_Short task_
Each record below is to be reproduced without any change.

---

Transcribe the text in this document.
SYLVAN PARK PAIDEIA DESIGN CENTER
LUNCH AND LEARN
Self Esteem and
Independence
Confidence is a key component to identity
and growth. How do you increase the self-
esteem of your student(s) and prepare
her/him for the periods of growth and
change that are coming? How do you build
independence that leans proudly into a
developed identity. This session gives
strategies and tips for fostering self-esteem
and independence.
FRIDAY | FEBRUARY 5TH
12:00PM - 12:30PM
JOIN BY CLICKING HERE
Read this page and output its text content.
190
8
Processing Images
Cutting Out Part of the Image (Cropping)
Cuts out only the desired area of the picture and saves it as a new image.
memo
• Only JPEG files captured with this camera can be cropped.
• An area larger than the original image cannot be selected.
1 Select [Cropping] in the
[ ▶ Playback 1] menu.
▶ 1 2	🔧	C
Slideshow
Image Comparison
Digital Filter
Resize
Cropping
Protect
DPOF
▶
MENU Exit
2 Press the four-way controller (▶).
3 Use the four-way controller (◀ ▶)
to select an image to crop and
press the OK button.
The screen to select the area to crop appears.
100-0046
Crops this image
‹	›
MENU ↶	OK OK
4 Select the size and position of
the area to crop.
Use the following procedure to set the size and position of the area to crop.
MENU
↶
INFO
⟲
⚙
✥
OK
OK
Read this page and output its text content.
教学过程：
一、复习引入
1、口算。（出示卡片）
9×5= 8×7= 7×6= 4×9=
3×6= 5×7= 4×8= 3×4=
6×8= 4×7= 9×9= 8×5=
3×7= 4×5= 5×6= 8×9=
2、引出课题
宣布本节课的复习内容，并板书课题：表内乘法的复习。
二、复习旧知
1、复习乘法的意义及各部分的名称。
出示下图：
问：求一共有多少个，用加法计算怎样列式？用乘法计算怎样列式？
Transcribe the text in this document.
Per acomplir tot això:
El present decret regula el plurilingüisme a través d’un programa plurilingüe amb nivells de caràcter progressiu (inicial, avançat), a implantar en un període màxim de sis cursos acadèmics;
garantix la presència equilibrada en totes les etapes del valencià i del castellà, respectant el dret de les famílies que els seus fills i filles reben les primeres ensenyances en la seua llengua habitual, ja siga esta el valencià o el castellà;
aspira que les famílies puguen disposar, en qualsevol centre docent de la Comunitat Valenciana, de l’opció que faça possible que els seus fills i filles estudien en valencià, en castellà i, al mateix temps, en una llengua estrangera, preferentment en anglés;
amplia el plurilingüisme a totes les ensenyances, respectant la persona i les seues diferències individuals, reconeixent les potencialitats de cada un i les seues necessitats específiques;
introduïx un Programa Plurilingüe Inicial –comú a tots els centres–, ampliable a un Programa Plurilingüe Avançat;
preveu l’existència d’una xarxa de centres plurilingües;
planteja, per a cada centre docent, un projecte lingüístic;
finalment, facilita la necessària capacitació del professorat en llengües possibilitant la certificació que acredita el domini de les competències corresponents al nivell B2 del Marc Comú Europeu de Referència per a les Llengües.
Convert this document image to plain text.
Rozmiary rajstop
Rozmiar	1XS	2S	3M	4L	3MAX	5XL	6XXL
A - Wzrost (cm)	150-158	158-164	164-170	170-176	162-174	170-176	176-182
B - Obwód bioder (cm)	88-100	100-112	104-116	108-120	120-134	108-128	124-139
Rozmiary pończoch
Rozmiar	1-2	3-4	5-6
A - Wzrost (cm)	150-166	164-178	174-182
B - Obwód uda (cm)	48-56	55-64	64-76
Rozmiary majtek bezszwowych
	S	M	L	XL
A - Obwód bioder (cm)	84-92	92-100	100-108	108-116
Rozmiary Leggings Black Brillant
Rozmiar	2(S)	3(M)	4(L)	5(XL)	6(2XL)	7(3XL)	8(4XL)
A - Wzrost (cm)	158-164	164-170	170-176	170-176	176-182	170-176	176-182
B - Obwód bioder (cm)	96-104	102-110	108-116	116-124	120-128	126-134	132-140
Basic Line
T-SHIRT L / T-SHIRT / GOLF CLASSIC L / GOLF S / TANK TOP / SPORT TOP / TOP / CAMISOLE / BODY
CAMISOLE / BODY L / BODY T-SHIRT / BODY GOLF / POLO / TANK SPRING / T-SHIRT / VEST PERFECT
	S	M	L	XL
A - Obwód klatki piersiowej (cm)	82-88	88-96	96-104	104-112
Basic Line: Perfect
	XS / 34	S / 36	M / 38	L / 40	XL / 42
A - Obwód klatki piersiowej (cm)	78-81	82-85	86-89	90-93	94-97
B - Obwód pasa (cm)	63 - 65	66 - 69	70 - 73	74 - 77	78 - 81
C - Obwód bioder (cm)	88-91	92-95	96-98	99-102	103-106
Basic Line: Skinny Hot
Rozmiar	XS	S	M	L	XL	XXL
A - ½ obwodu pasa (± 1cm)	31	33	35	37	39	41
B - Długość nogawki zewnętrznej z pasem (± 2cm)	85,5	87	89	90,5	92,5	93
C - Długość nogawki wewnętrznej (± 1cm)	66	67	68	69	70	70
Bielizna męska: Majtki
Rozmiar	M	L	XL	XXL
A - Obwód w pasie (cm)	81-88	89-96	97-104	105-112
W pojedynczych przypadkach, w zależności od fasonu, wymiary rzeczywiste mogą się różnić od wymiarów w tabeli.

---

_Answer for this exercise_
Transcribe the text in this document.
SYLVAN PARK PAIDEIA DESIGN CENTER
LUNCH AND LEARN
Self Esteem and
Independence
Confidence is a key component to identity
and growth. How do you increase the self-
esteem of your student(s) and prepare
her/him for the periods of growth and
change that are coming? How do you build
independence that leans proudly into a
developed identity. This session gives
strategies and tips for fostering self-esteem
and independence.
FRIDAY | FEBRUARY 5TH
12:00PM - 12:30PM
JOIN BY CLICKING HERE
Read this page and output its text content.
190
8
Processing Images
Cutting Out Part of the Image (Cropping)
Cuts out only the desired area of the picture and saves it as a new image.
memo
• Only JPEG files captured with this camera can be cropped.
• An area larger than the original image cannot be selected.
1 Select [Cropping] in the
[ ▶ Playback 1] menu.
▶ 1 2	🔧	C
Slideshow
Image Comparison
Digital Filter
Resize
Cropping
Protect
DPOF
▶
MENU Exit
2 Press the four-way controller (▶).
3 Use the four-way controller (◀ ▶)
to select an image to crop and
press the OK button.
The screen to select the area to crop appears.
100-0046
Crops this image
‹	›
MENU ↶	OK OK
4 Select the size and position of
the area to crop.
Use the following procedure to set the size and position of the area to crop.
MENU
↶
INFO
⟲
⚙
✥
OK
OK
Read this page and output its text content.
教学过程：
一、复习引入
1、口算。（出示卡片）
9×5= 8×7= 7×6= 4×9=
3×6= 5×7= 4×8= 3×4=
6×8= 4×7= 9×9= 8×5=
3×7= 4×5= 5×6= 8×9=
2、引出课题
宣布本节课的复习内容，并板书课题：表内乘法的复习。
二、复习旧知
1、复习乘法的意义及各部分的名称。
出示下图：
问：求一共有多少个，用加法计算怎样列式？用乘法计算怎样列式？
Transcribe the text in this document.
Per acomplir tot això:
El present decret regula el plurilingüisme a través d’un programa plurilingüe amb nivells de caràcter progressiu (inicial, avançat), a implantar en un període màxim de sis cursos acadèmics;
garantix la presència equilibrada en totes les etapes del valencià i del castellà, respectant el dret de les famílies que els seus fills i filles reben les primeres ensenyances en la seua llengua habitual, ja siga esta el valencià o el castellà;
aspira que les famílies puguen disposar, en qualsevol centre docent de la Comunitat Valenciana, de l’opció que faça possible que els seus fills i filles estudien en valencià, en castellà i, al mateix temps, en una llengua estrangera, preferentment en anglés;
amplia el plurilingüisme a totes les ensenyances, respectant la persona i les seues diferències individuals, reconeixent les potencialitats de cada un i les seues necessitats específiques;
introduïx un Programa Plurilingüe Inicial –comú a tots els centres–, ampliable a un Programa Plurilingüe Avançat;
preveu l’existència d’una xarxa de centres plurilingües;
planteja, per a cada centre docent, un projecte lingüístic;
finalment, facilita la necessària capacitació del professorat en llengües possibilitant la certificació que acredita el domini de les competències corresponents al nivell B2 del Marc Comú Europeu de Referència per a les Llengües.
Convert this document image to plain text.
Rozmiary rajstop
Rozmiar	1XS	2S	3M	4L	3MAX	5XL	6XXL
A - Wzrost (cm)	150-158	158-164	164-170	170-176	162-174	170-176	176-182
B - Obwód bioder (cm)	88-100	100-112	104-116	108-120	120-134	108-128	124-139
Rozmiary pończoch
Rozmiar	1-2	3-4	5-6
A - Wzrost (cm)	150-166	164-178	174-182
B - Obwód uda (cm)	48-56	55-64	64-76
Rozmiary majtek bezszwowych
	S	M	L	XL
A - Obwód bioder (cm)	84-92	92-100	100-108	108-116
Rozmiary Leggings Black Brillant
Rozmiar	2(S)	3(M)	4(L)	5(XL)	6(2XL)	7(3XL)	8(4XL)
A - Wzrost (cm)	158-164	164-170	170-176	170-176	176-182	170-176	176-182
B - Obwód bioder (cm)	96-104	102-110	108-116	116-124	120-128	126-134	132-140
Basic Line
T-SHIRT L / T-SHIRT / GOLF CLASSIC L / GOLF S / TANK TOP / SPORT TOP / TOP / CAMISOLE / BODY
CAMISOLE / BODY L / BODY T-SHIRT / BODY GOLF / POLO / TANK SPRING / T-SHIRT / VEST PERFECT
	S	M	L	XL
A - Obwód klatki piersiowej (cm)	82-88	88-96	96-104	104-112
Basic Line: Perfect
	XS / 34	S / 36	M / 38	L / 40	XL / 42
A - Obwód klatki piersiowej (cm)	78-81	82-85	86-89	90-93	94-97
B - Obwód pasa (cm)	63 - 65	66 - 69	70 - 73	74 - 77	78 - 81
C - Obwód bioder (cm)	88-91	92-95	96-98	99-102	103-106
Basic Line: Skinny Hot
Rozmiar	XS	S	M	L	XL	XXL
A - ½ obwodu pasa (± 1cm)	31	33	35	37	39	41
B - Długość nogawki zewnętrznej z pasem (± 2cm)	85,5	87	89	90,5	92,5	93
C - Długość nogawki wewnętrznej (± 1cm)	66	67	68	69	70	70
Bielizna męska: Majtki
Rozmiar	M	L	XL	XXL
A - Obwód w pasie (cm)	81-88	89-96	97-104	105-112
W pojedynczych przypadkach, w zależności od fasonu, wymiary rzeczywiste mogą się różnić od wymiarów w tabeli.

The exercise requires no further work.